§ Task statement
Repeat each record exactly as written, and drop any images.
==== Stored records ====
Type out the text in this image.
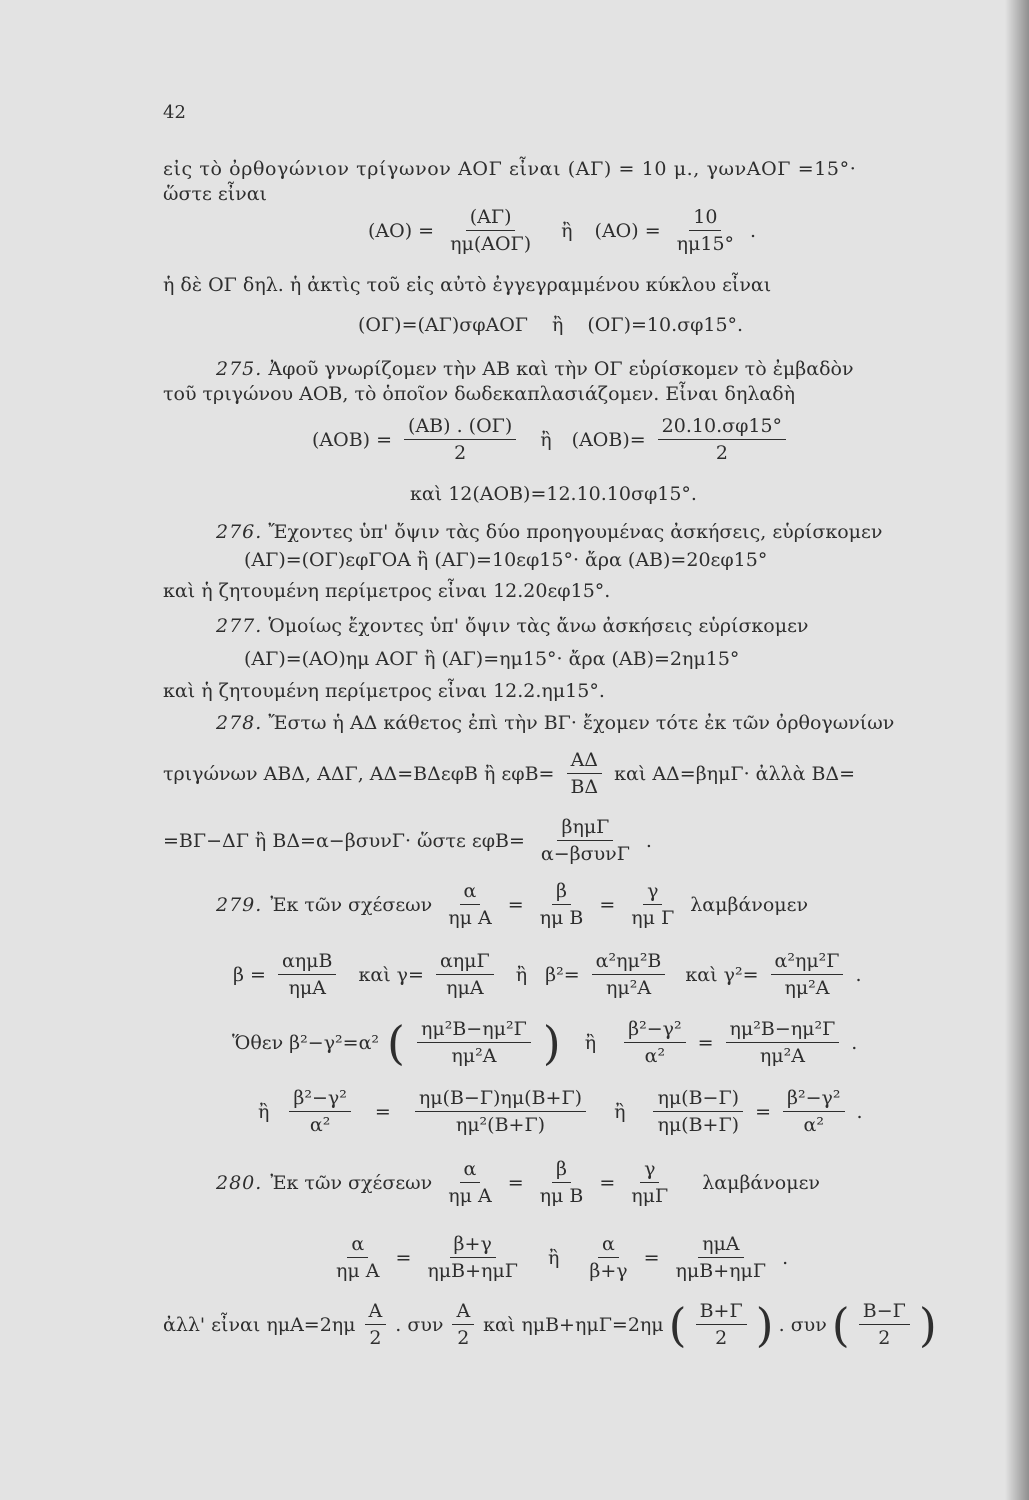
42
εἰς τὸ ὀρθογώνιον τρίγωνον ΑΟΓ εἶναι (ΑΓ) = 10 μ., γωνΑΟΓ =15°·
ὥστε εἶναι
$(AO) = \frac{(A\Gamma)}{\text{ημ(ΑΟΓ)}}$ ἢ $(AO) = \frac{10}{\eta\mu 15^\circ}$ .
ἡ δὲ ΟΓ δηλ. ἡ ἀκτὶς τοῦ εἰς αὐτὸ ἐγγεγραμμένου κύκλου εἶναι
(ΟΓ)=(ΑΓ)σφΑΟΓ ἢ (ΟΓ)=10.σφ15°.
275. Ἀφοῦ γνωρίζομεν τὴν ΑΒ καὶ τὴν ΟΓ εὑρίσκομεν τὸ ἐμβαδὸν
τοῦ τριγώνου ΑΟΒ, τὸ ὁποῖον δωδεκαπλασιάζομεν. Εἶναι δηλαδὴ
$(AOB) = \frac{(AB) . (O\Gamma)}{2}$ ἢ $(AOB)= \frac{20.10.\sigma\varphi 15^\circ}{2}$
καὶ 12(ΑΟΒ)=12.10.10σφ15°.
276. Ἔχοντες ὑπ' ὄψιν τὰς δύο προηγουμένας ἀσκήσεις, εὑρίσκομεν
(ΑΓ)=(ΟΓ)εφΓΟΑ ἢ (ΑΓ)=10εφ15°· ἄρα (ΑΒ)=20εφ15°
καὶ ἡ ζητουμένη περίμετρος εἶναι 12.20εφ15°.
277. Ὁμοίως ἔχοντες ὑπ' ὄψιν τὰς ἄνω ἀσκήσεις εὑρίσκομεν
(ΑΓ)=(ΑΟ)ημ ΑΟΓ ἢ (ΑΓ)=ημ15°· ἄρα (ΑΒ)=2ημ15°
καὶ ἡ ζητουμένη περίμετρος εἶναι 12.2.ημ15°.
278. Ἔστω ἡ ΑΔ κάθετος ἐπὶ τὴν ΒΓ· ἔχομεν τότε ἐκ τῶν ὀρθογωνίων
τριγώνων ΑΒΔ, ΑΔΓ, ΑΔ=ΒΔεφΒ ἢ $\varepsilon\varphi B= \frac{A\Delta}{B\Delta}$ καὶ ΑΔ=βημΓ· ἀλλὰ ΒΔ=
=ΒΓ−ΔΓ ἢ ΒΔ=α−βσυνΓ· ὥστε $\varepsilon\varphi B= \frac{\text{βημΓ}}{\text{α−βσυνΓ}}$ .
279. Ἐκ τῶν σχέσεων $\frac{\alpha}{\text{ημ Α}} = \frac{\beta}{\text{ημ Β}} = \frac{\gamma}{\text{ημ Γ}}$ λαμβάνομεν
$\beta = \frac{\text{αημΒ}}{\text{ημΑ}}$ καὶ $\gamma= \frac{\text{αημΓ}}{\text{ημΑ}}$ ἢ $\beta^2= \frac{\text{α²ημ²Β}}{\text{ημ²Α}}$ καὶ $\gamma^2= \frac{\text{α²ημ²Γ}}{\text{ημ²Α}}$ .
Ὅθεν β²−γ²=α² ( $\frac{\text{ημ²Β−ημ²Γ}}{\text{ημ²Α}}$ ) ἢ $\frac{\text{β²−γ²}}{\text{α²}} = \frac{\text{ημ²Β−ημ²Γ}}{\text{ημ²Α}}$ .
ἢ $\frac{\text{β²−γ²}}{\text{α²}} = \frac{\eta\mu(B-\Gamma)\eta\mu(B+\Gamma)}{\text{ημ²(Β+Γ)}}$ ἢ $\frac{\eta\mu(B-\Gamma)}{\eta\mu(B+\Gamma)} = \frac{\text{β²−γ²}}{\text{α²}}$ .
280. Ἐκ τῶν σχέσεων $\frac{\alpha}{\text{ημ Α}} = \frac{\beta}{\text{ημ Β}} = \frac{\gamma}{\text{ημΓ}}$ λαμβάνομεν
$\frac{\alpha}{\text{ημ Α}} = \frac{\beta+\gamma}{\text{ημΒ+ημΓ}}$ ἢ $\frac{\alpha}{\beta+\gamma} = \frac{\text{ημΑ}}{\text{ημΒ+ημΓ}}$ .
ἀλλ' εἶναι $\eta\mu A=2\eta\mu \frac{A}{2}$ . συν $\frac{A}{2}$ καὶ ημΒ+ημΓ=2ημ ( $\frac{B+\Gamma}{2}$ ) . συν ( $\frac{B-\Gamma}{2}$ )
====
§ Right answer
Type out the text in this image.
42
εἰς τὸ ὀρθογώνιον τρίγωνον ΑΟΓ εἶναι (ΑΓ) = 10 μ., γωνΑΟΓ =15°·
ὥστε εἶναι
$(AO) = \frac{(A\Gamma)}{\text{ημ(ΑΟΓ)}}$ ἢ $(AO) = \frac{10}{\eta\mu 15^\circ}$ .
ἡ δὲ ΟΓ δηλ. ἡ ἀκτὶς τοῦ εἰς αὐτὸ ἐγγεγραμμένου κύκλου εἶναι
(ΟΓ)=(ΑΓ)σφΑΟΓ ἢ (ΟΓ)=10.σφ15°.
275. Ἀφοῦ γνωρίζομεν τὴν ΑΒ καὶ τὴν ΟΓ εὑρίσκομεν τὸ ἐμβαδὸν
τοῦ τριγώνου ΑΟΒ, τὸ ὁποῖον δωδεκαπλασιάζομεν. Εἶναι δηλαδὴ
$(AOB) = \frac{(AB) . (O\Gamma)}{2}$ ἢ $(AOB)= \frac{20.10.\sigma\varphi 15^\circ}{2}$
καὶ 12(ΑΟΒ)=12.10.10σφ15°.
276. Ἔχοντες ὑπ' ὄψιν τὰς δύο προηγουμένας ἀσκήσεις, εὑρίσκομεν
(ΑΓ)=(ΟΓ)εφΓΟΑ ἢ (ΑΓ)=10εφ15°· ἄρα (ΑΒ)=20εφ15°
καὶ ἡ ζητουμένη περίμετρος εἶναι 12.20εφ15°.
277. Ὁμοίως ἔχοντες ὑπ' ὄψιν τὰς ἄνω ἀσκήσεις εὑρίσκομεν
(ΑΓ)=(ΑΟ)ημ ΑΟΓ ἢ (ΑΓ)=ημ15°· ἄρα (ΑΒ)=2ημ15°
καὶ ἡ ζητουμένη περίμετρος εἶναι 12.2.ημ15°.
278. Ἔστω ἡ ΑΔ κάθετος ἐπὶ τὴν ΒΓ· ἔχομεν τότε ἐκ τῶν ὀρθογωνίων
τριγώνων ΑΒΔ, ΑΔΓ, ΑΔ=ΒΔεφΒ ἢ $\varepsilon\varphi B= \frac{A\Delta}{B\Delta}$ καὶ ΑΔ=βημΓ· ἀλλὰ ΒΔ=
=ΒΓ−ΔΓ ἢ ΒΔ=α−βσυνΓ· ὥστε $\varepsilon\varphi B= \frac{\text{βημΓ}}{\text{α−βσυνΓ}}$ .
279. Ἐκ τῶν σχέσεων $\frac{\alpha}{\text{ημ Α}} = \frac{\beta}{\text{ημ Β}} = \frac{\gamma}{\text{ημ Γ}}$ λαμβάνομεν
$\beta = \frac{\text{αημΒ}}{\text{ημΑ}}$ καὶ $\gamma= \frac{\text{αημΓ}}{\text{ημΑ}}$ ἢ $\beta^2= \frac{\text{α²ημ²Β}}{\text{ημ²Α}}$ καὶ $\gamma^2= \frac{\text{α²ημ²Γ}}{\text{ημ²Α}}$ .
Ὅθεν β²−γ²=α² ( $\frac{\text{ημ²Β−ημ²Γ}}{\text{ημ²Α}}$ ) ἢ $\frac{\text{β²−γ²}}{\text{α²}} = \frac{\text{ημ²Β−ημ²Γ}}{\text{ημ²Α}}$ .
ἢ $\frac{\text{β²−γ²}}{\text{α²}} = \frac{\eta\mu(B-\Gamma)\eta\mu(B+\Gamma)}{\text{ημ²(Β+Γ)}}$ ἢ $\frac{\eta\mu(B-\Gamma)}{\eta\mu(B+\Gamma)} = \frac{\text{β²−γ²}}{\text{α²}}$ .
280. Ἐκ τῶν σχέσεων $\frac{\alpha}{\text{ημ Α}} = \frac{\beta}{\text{ημ Β}} = \frac{\gamma}{\text{ημΓ}}$ λαμβάνομεν
$\frac{\alpha}{\text{ημ Α}} = \frac{\beta+\gamma}{\text{ημΒ+ημΓ}}$ ἢ $\frac{\alpha}{\beta+\gamma} = \frac{\text{ημΑ}}{\text{ημΒ+ημΓ}}$ .
ἀλλ' εἶναι $\eta\mu A=2\eta\mu \frac{A}{2}$ . συν $\frac{A}{2}$ καὶ ημΒ+ημΓ=2ημ ( $\frac{B+\Gamma}{2}$ ) . συν ( $\frac{B-\Gamma}{2}$ )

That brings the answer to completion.